_Aim_. Below is a listing. Quote from it, exactly, the lines from the one containing "Give me the JSON representation of this screenshot's text" down to the one containing "Give me the JSON representation of this screenshot's content.", both ends included, and nothing else.

--- Start of Records for the task ---

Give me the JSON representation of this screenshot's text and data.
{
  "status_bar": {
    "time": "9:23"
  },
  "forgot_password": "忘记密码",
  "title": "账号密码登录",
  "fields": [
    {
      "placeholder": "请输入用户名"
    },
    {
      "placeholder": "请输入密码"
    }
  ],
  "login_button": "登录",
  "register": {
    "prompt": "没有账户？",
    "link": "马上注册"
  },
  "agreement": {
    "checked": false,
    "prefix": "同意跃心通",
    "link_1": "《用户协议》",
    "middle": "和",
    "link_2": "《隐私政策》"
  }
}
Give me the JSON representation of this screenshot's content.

--- End of Records for the task ---
--- Start of Records for the task ---

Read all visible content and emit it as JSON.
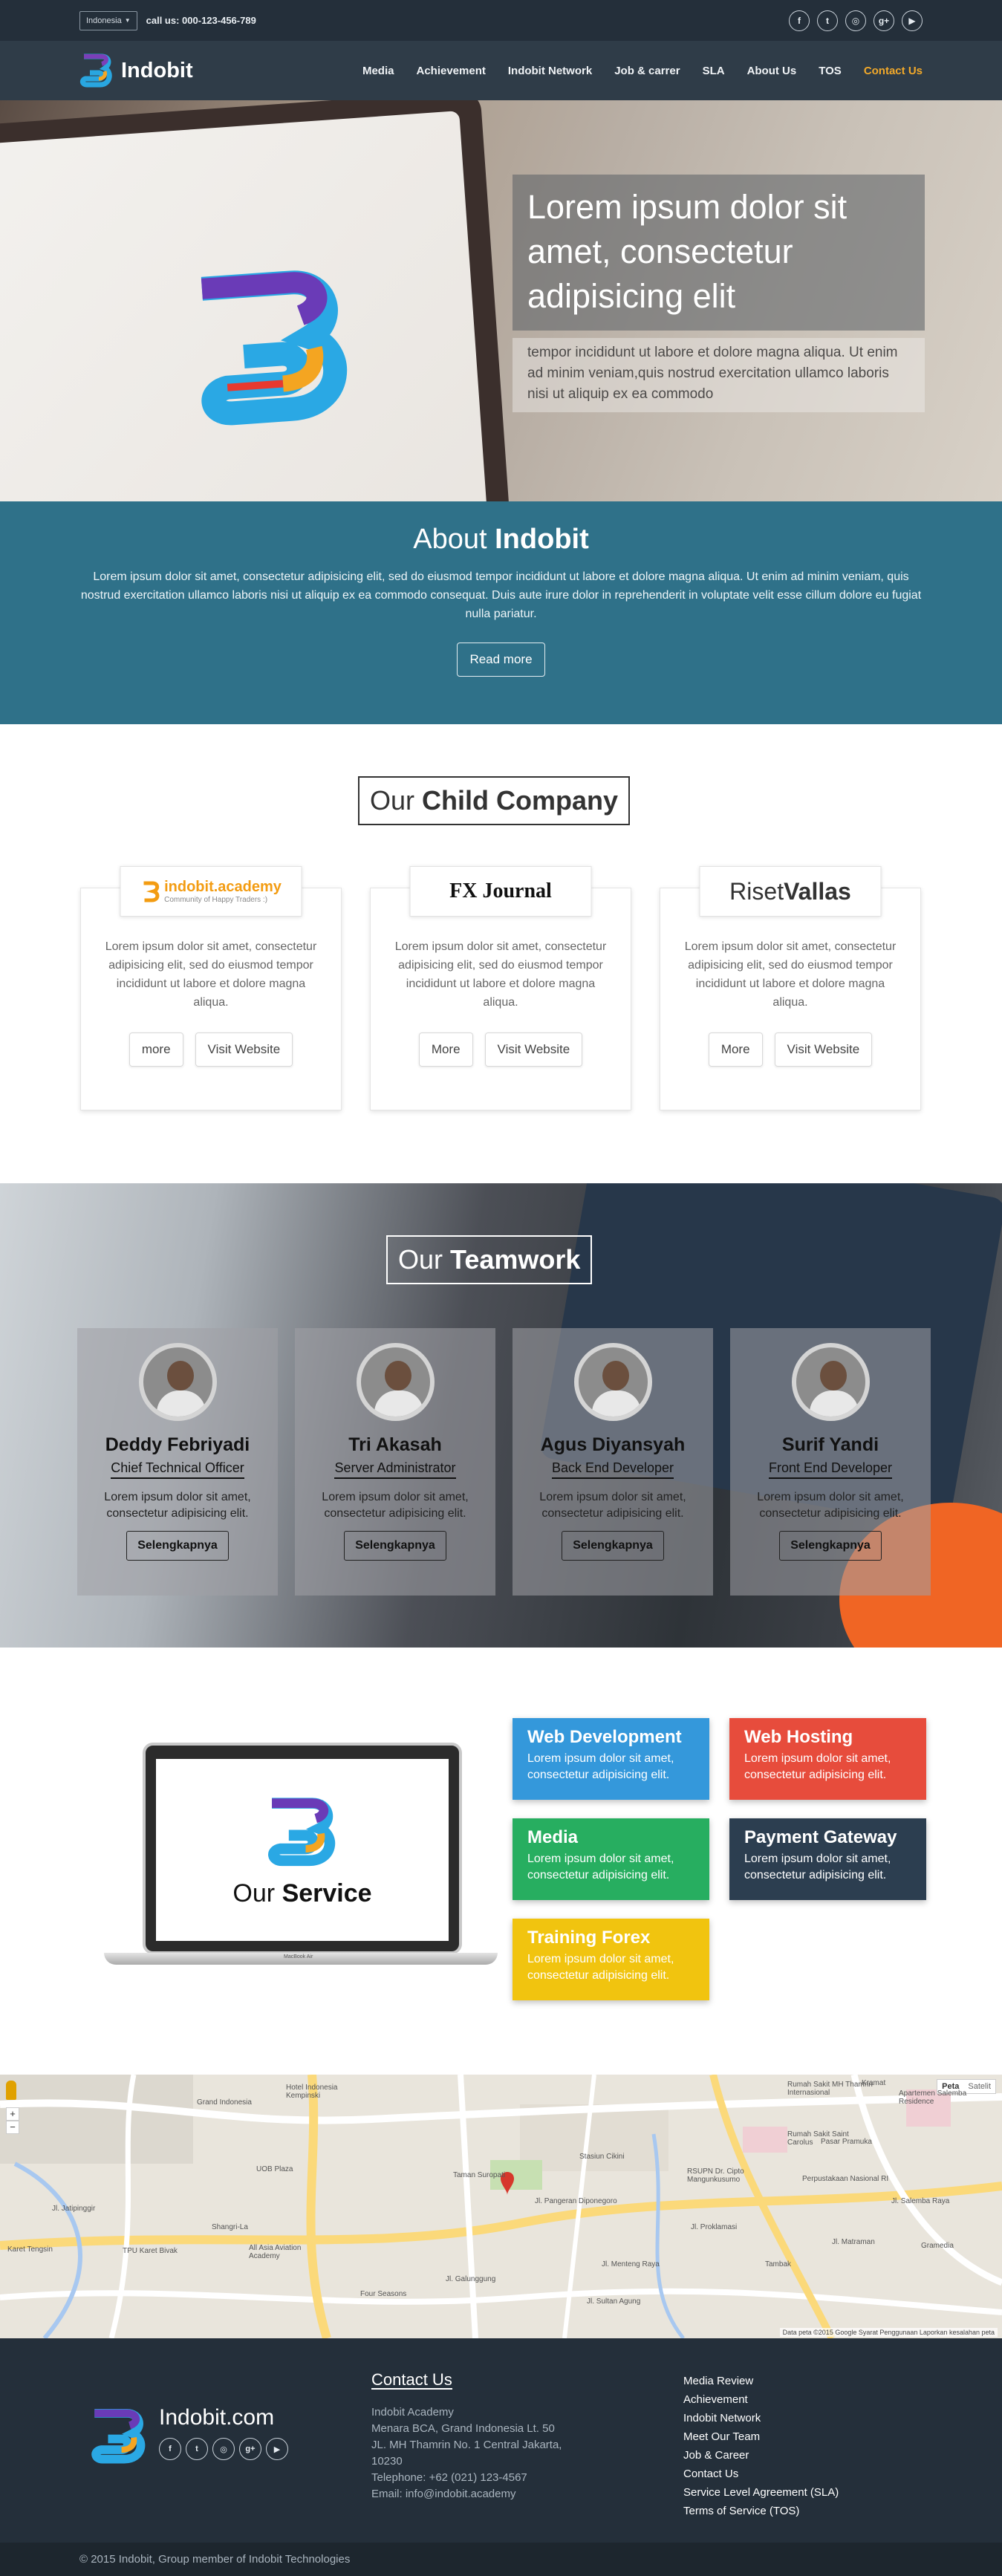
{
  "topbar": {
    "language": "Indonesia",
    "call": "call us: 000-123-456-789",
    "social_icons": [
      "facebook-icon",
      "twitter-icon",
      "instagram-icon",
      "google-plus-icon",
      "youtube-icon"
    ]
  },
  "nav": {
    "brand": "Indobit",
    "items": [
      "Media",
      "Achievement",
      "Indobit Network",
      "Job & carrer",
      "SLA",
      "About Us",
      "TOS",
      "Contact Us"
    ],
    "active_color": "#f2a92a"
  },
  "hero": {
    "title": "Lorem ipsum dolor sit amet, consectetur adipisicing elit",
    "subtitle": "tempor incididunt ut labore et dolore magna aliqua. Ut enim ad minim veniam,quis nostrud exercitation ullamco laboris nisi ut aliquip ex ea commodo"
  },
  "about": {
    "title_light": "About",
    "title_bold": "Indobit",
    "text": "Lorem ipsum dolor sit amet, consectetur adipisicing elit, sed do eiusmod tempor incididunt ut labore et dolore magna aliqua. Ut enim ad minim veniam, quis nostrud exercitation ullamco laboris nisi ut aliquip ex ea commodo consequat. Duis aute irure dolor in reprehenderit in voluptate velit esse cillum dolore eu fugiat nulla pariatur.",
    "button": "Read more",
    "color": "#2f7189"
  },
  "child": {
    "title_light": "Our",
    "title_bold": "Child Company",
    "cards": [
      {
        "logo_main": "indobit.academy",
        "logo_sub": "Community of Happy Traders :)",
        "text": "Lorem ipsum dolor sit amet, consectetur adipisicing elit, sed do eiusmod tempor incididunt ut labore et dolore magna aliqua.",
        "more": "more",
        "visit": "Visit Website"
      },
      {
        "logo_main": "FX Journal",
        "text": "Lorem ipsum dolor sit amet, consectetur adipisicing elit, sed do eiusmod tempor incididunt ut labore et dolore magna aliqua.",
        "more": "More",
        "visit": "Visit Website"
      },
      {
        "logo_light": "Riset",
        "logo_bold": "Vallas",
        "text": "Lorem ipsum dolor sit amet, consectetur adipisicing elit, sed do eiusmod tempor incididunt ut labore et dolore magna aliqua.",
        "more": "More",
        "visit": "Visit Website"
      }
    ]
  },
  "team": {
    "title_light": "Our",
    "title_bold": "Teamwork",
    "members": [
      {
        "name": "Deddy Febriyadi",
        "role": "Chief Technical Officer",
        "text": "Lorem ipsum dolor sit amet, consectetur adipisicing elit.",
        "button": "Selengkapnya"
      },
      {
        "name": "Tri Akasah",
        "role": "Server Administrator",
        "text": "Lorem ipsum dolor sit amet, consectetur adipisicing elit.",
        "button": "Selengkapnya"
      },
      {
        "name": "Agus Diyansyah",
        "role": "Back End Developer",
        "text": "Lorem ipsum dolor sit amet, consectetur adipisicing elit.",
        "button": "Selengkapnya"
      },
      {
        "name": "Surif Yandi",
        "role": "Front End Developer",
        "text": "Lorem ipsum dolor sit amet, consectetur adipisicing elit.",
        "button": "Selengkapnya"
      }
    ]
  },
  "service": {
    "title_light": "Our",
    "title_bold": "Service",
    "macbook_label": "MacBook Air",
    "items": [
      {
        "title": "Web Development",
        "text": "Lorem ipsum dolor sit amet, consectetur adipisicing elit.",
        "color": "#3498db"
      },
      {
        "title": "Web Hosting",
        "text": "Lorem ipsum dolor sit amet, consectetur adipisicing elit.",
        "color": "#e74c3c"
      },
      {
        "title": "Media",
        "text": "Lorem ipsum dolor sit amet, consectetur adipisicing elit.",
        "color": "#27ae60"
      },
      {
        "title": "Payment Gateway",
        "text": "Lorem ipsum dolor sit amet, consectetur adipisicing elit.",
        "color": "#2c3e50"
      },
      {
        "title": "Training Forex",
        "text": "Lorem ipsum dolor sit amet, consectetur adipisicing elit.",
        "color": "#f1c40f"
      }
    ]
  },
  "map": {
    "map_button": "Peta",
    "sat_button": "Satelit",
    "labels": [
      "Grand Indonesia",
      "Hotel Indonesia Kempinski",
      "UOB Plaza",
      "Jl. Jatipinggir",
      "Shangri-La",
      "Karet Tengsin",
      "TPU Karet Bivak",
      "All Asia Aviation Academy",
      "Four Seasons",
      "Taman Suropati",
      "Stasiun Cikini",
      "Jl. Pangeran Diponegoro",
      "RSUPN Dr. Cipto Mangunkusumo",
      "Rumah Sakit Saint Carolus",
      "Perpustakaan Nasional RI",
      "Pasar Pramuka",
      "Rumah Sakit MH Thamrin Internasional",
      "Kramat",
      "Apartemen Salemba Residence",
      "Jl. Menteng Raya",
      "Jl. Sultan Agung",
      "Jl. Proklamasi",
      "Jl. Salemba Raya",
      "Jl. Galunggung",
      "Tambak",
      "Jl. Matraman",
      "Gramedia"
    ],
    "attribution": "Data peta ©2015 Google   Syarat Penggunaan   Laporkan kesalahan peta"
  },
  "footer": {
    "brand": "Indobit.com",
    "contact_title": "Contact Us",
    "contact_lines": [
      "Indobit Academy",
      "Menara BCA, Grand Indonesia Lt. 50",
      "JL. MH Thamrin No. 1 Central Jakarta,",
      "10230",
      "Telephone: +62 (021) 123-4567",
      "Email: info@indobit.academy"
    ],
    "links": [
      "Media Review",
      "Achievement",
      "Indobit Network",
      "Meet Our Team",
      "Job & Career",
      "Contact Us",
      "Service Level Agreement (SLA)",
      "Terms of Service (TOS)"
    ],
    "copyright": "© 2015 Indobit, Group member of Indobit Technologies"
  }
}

--- End of Records for the task ---
--- Start of Records for the task ---

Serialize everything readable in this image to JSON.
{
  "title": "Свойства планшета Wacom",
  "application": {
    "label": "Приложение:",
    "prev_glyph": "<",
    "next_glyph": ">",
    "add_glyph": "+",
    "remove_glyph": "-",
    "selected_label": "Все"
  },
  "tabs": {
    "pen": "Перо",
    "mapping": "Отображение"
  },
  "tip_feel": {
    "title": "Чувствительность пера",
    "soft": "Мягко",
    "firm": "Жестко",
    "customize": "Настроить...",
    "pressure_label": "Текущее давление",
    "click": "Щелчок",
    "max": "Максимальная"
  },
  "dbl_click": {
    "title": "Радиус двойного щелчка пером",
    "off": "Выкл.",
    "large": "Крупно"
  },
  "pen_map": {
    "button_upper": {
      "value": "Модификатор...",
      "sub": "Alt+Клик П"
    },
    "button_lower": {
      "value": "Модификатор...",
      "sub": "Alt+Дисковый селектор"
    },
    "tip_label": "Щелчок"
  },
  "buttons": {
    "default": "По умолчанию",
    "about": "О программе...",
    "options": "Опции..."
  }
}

--- End of Records for the task ---

_Output_.
Give me the JSON representation of this screenshot's text and data.
{
  "status_bar": {
    "time": "9:23"
  },
  "forgot_password": "忘记密码",
  "title": "账号密码登录",
  "fields": [
    {
      "placeholder": "请输入用户名"
    },
    {
      "placeholder": "请输入密码"
    }
  ],
  "login_button": "登录",
  "register": {
    "prompt": "没有账户？",
    "link": "马上注册"
  },
  "agreement": {
    "checked": false,
    "prefix": "同意跃心通",
    "link_1": "《用户协议》",
    "middle": "和",
    "link_2": "《隐私政策》"
  }
}
Give me the JSON representation of this screenshot's content.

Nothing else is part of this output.